- Records for the task
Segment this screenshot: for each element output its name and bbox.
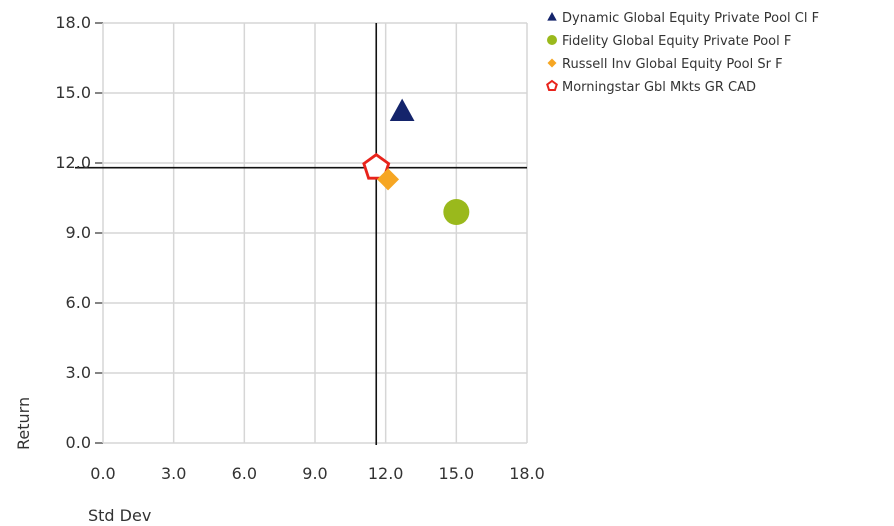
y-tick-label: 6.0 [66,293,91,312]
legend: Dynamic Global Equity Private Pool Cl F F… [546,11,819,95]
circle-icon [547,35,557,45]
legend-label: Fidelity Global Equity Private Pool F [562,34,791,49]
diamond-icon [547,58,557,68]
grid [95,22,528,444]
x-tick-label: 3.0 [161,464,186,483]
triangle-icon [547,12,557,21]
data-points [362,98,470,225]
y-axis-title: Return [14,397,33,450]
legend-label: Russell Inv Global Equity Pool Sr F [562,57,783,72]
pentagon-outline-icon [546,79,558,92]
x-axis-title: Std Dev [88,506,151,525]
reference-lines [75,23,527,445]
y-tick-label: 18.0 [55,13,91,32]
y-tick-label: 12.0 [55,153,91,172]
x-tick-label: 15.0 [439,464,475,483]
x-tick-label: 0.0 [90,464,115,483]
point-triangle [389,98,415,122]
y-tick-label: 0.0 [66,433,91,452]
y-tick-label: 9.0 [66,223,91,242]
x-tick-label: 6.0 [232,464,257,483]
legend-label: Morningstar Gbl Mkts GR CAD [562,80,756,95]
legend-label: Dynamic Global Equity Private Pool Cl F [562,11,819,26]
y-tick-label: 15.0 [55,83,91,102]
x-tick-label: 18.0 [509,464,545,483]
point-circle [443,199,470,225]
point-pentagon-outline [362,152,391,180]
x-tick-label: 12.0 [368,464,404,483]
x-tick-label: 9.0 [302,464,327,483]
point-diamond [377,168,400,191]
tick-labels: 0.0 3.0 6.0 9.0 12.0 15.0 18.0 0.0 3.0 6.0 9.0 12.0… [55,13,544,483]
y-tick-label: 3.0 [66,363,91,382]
* * *
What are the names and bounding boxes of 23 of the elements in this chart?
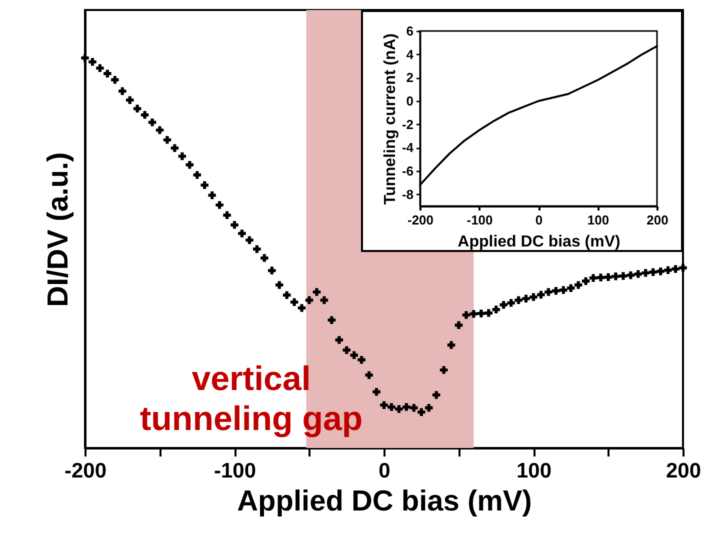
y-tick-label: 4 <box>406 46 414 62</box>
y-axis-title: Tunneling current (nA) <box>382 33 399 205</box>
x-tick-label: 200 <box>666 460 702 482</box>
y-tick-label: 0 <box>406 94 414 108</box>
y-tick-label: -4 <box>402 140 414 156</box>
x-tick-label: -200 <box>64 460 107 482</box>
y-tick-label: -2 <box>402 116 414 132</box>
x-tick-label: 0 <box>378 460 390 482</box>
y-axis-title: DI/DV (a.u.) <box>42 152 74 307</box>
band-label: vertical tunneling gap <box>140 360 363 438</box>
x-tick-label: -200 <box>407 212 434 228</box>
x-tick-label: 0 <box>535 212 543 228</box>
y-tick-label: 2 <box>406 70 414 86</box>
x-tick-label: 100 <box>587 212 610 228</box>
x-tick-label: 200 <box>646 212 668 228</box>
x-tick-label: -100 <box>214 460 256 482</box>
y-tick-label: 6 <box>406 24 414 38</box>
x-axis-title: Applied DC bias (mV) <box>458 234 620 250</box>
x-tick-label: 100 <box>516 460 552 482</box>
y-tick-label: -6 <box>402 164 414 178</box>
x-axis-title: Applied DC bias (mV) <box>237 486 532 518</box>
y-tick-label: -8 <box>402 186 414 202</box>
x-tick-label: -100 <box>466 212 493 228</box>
==
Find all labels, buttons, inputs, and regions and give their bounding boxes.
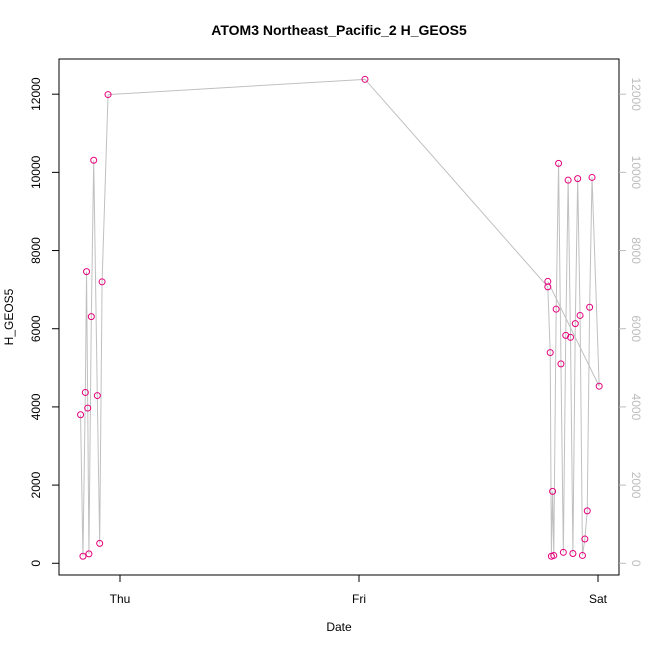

- Given problem
Copy the lines word for word, starting at the line that has "What are the" and stopping after the line that has "y-tick-label: 0 <box>406 94 414 108</box>". Leave out the pictures.

- The output
What are the names and bounding boxes of 23 of the elements in this chart?
y-tick-label: 4 <box>406 46 414 62</box>
y-axis-title: Tunneling current (nA) <box>382 33 399 205</box>
x-tick-label: 200 <box>666 460 702 482</box>
y-tick-label: 0 <box>406 94 414 108</box>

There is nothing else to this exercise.